● WRITTEN REQUEST: Can you pull out the lines below verbatim, everything from the very first one down to the line containing "colorbar-bin [985, 471, 1006, 491]", with both of those included?

● PROVIDED INFORMATION:
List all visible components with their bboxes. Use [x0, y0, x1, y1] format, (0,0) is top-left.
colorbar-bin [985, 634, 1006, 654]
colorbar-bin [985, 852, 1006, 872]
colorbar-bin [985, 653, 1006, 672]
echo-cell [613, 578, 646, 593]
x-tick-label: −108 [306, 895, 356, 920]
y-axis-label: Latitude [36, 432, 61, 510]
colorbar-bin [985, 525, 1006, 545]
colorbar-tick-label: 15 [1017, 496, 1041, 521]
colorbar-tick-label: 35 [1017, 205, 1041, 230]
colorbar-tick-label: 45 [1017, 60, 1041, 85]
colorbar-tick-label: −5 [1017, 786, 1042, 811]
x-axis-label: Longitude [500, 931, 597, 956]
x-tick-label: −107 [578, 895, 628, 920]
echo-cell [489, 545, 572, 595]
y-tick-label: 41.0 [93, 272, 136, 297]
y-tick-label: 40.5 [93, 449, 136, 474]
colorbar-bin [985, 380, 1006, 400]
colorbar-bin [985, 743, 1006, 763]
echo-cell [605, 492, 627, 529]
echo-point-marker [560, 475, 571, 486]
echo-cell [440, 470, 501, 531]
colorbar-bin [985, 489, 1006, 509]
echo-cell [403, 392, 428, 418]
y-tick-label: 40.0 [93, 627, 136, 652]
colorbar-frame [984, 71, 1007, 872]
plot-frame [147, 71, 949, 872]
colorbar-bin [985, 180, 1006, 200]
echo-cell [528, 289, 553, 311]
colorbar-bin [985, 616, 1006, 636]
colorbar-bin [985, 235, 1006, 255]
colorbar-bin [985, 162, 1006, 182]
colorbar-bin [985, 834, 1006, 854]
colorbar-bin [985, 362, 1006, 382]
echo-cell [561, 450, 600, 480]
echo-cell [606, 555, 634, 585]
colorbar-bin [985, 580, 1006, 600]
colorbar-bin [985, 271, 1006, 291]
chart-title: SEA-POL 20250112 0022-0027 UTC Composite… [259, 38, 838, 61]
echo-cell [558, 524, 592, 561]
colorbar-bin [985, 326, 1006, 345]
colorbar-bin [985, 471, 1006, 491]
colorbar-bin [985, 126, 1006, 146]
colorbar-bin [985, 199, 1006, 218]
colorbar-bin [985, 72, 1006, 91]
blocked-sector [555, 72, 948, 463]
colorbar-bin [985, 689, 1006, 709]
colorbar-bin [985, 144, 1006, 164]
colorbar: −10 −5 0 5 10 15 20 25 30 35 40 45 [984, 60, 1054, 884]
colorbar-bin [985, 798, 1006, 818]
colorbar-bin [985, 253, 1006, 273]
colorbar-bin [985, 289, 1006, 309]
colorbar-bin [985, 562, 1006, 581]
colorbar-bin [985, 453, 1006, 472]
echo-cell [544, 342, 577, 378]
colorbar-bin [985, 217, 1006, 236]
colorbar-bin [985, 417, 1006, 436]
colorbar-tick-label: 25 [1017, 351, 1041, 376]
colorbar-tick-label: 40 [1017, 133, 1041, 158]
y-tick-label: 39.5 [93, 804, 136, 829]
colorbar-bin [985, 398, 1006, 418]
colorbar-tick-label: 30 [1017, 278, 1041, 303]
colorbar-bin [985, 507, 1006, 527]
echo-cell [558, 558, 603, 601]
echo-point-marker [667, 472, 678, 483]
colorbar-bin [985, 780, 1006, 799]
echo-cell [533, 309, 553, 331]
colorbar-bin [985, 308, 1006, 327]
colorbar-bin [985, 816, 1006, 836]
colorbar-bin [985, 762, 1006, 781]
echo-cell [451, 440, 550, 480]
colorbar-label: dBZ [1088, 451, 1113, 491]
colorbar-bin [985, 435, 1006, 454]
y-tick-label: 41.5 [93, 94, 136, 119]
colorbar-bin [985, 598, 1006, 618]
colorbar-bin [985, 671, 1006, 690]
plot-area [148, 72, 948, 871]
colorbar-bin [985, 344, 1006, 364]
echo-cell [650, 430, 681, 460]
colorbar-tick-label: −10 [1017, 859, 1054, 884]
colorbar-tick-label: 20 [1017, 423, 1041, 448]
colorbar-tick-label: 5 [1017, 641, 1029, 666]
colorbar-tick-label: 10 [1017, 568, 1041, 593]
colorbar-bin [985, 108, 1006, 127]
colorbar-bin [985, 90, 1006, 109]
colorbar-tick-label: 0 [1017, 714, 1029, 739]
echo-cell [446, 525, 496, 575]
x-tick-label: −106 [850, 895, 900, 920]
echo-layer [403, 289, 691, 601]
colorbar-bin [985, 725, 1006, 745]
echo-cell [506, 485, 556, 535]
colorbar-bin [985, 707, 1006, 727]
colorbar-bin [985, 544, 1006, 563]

● FINISHED EXERCISE:
List all visible components with their bboxes. Use [x0, y0, x1, y1] format, (0,0) is top-left.
colorbar-bin [985, 634, 1006, 654]
colorbar-bin [985, 852, 1006, 872]
colorbar-bin [985, 653, 1006, 672]
echo-cell [613, 578, 646, 593]
x-tick-label: −108 [306, 895, 356, 920]
y-axis-label: Latitude [36, 432, 61, 510]
colorbar-bin [985, 525, 1006, 545]
colorbar-tick-label: 15 [1017, 496, 1041, 521]
colorbar-tick-label: 35 [1017, 205, 1041, 230]
colorbar-tick-label: 45 [1017, 60, 1041, 85]
colorbar-tick-label: −5 [1017, 786, 1042, 811]
x-axis-label: Longitude [500, 931, 597, 956]
x-tick-label: −107 [578, 895, 628, 920]
echo-cell [489, 545, 572, 595]
y-tick-label: 41.0 [93, 272, 136, 297]
y-tick-label: 40.5 [93, 449, 136, 474]
colorbar-bin [985, 380, 1006, 400]
colorbar-bin [985, 743, 1006, 763]
echo-cell [605, 492, 627, 529]
echo-point-marker [560, 475, 571, 486]
echo-cell [440, 470, 501, 531]
colorbar-bin [985, 489, 1006, 509]
echo-cell [403, 392, 428, 418]
y-tick-label: 40.0 [93, 627, 136, 652]
colorbar-frame [984, 71, 1007, 872]
plot-frame [147, 71, 949, 872]
colorbar-bin [985, 180, 1006, 200]
echo-cell [528, 289, 553, 311]
colorbar-bin [985, 616, 1006, 636]
colorbar-bin [985, 235, 1006, 255]
colorbar-bin [985, 162, 1006, 182]
colorbar-bin [985, 834, 1006, 854]
colorbar-bin [985, 362, 1006, 382]
echo-cell [561, 450, 600, 480]
echo-cell [606, 555, 634, 585]
colorbar-bin [985, 580, 1006, 600]
colorbar-bin [985, 271, 1006, 291]
chart-title: SEA-POL 20250112 0022-0027 UTC Composite… [259, 38, 838, 61]
echo-cell [558, 524, 592, 561]
colorbar-bin [985, 326, 1006, 345]
colorbar-bin [985, 471, 1006, 491]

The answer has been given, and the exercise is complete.